— EXERCISE DESCRIPTION —
Transcribe each record exactly. Include every one.

— DATA SHOWN —
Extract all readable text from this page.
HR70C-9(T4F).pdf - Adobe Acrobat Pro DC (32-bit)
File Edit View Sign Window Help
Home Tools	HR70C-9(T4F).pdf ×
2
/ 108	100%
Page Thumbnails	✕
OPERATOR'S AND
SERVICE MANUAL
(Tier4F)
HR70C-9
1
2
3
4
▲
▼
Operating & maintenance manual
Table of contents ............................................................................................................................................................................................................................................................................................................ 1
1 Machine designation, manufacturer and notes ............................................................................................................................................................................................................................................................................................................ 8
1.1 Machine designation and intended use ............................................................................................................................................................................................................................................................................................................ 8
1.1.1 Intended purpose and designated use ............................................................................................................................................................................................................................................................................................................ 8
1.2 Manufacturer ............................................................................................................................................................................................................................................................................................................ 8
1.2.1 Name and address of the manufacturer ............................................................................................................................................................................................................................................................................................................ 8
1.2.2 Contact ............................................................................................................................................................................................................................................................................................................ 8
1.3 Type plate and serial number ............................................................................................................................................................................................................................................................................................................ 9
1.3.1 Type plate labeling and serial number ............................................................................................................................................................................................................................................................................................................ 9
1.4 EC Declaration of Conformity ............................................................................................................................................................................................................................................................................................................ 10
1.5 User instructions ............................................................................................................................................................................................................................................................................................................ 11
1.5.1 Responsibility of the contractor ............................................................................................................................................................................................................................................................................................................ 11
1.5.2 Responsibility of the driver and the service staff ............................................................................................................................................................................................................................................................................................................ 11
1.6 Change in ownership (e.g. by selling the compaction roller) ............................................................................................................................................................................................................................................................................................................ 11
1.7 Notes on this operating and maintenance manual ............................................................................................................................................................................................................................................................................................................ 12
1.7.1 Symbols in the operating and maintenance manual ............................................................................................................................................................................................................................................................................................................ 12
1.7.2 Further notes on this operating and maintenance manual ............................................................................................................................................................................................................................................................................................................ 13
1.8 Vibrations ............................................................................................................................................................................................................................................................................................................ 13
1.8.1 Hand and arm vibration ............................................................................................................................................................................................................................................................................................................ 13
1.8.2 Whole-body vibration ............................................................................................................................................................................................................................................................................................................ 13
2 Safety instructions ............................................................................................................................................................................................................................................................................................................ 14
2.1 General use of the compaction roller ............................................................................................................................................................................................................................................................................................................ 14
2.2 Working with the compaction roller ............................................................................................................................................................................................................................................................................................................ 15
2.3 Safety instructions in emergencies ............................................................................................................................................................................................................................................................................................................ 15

— WRITTEN SOLUTION —
Extract all readable text from this page.
HR70C-9(T4F).pdf - Adobe Acrobat Pro DC (32-bit)
File Edit View Sign Window Help
Home Tools	HR70C-9(T4F).pdf ×
2
/ 108	100%
Page Thumbnails	✕
OPERATOR'S AND
SERVICE MANUAL
(Tier4F)
HR70C-9
1
2
3
4
▲
▼
Operating & maintenance manual
Table of contents ............................................................................................................................................................................................................................................................................................................ 1
1 Machine designation, manufacturer and notes ............................................................................................................................................................................................................................................................................................................ 8
1.1 Machine designation and intended use ............................................................................................................................................................................................................................................................................................................ 8
1.1.1 Intended purpose and designated use ............................................................................................................................................................................................................................................................................................................ 8
1.2 Manufacturer ............................................................................................................................................................................................................................................................................................................ 8
1.2.1 Name and address of the manufacturer ............................................................................................................................................................................................................................................................................................................ 8
1.2.2 Contact ............................................................................................................................................................................................................................................................................................................ 8
1.3 Type plate and serial number ............................................................................................................................................................................................................................................................................................................ 9
1.3.1 Type plate labeling and serial number ............................................................................................................................................................................................................................................................................................................ 9
1.4 EC Declaration of Conformity ............................................................................................................................................................................................................................................................................................................ 10
1.5 User instructions ............................................................................................................................................................................................................................................................................................................ 11
1.5.1 Responsibility of the contractor ............................................................................................................................................................................................................................................................................................................ 11
1.5.2 Responsibility of the driver and the service staff ............................................................................................................................................................................................................................................................................................................ 11
1.6 Change in ownership (e.g. by selling the compaction roller) ............................................................................................................................................................................................................................................................................................................ 11
1.7 Notes on this operating and maintenance manual ............................................................................................................................................................................................................................................................................................................ 12
1.7.1 Symbols in the operating and maintenance manual ............................................................................................................................................................................................................................................................................................................ 12
1.7.2 Further notes on this operating and maintenance manual ............................................................................................................................................................................................................................................................................................................ 13
1.8 Vibrations ............................................................................................................................................................................................................................................................................................................ 13
1.8.1 Hand and arm vibration ............................................................................................................................................................................................................................................................................................................ 13
1.8.2 Whole-body vibration ............................................................................................................................................................................................................................................................................................................ 13
2 Safety instructions ............................................................................................................................................................................................................................................................................................................ 14
2.1 General use of the compaction roller ............................................................................................................................................................................................................................................................................................................ 14
2.2 Working with the compaction roller ............................................................................................................................................................................................................................................................................................................ 15
2.3 Safety instructions in emergencies ............................................................................................................................................................................................................................................................................................................ 15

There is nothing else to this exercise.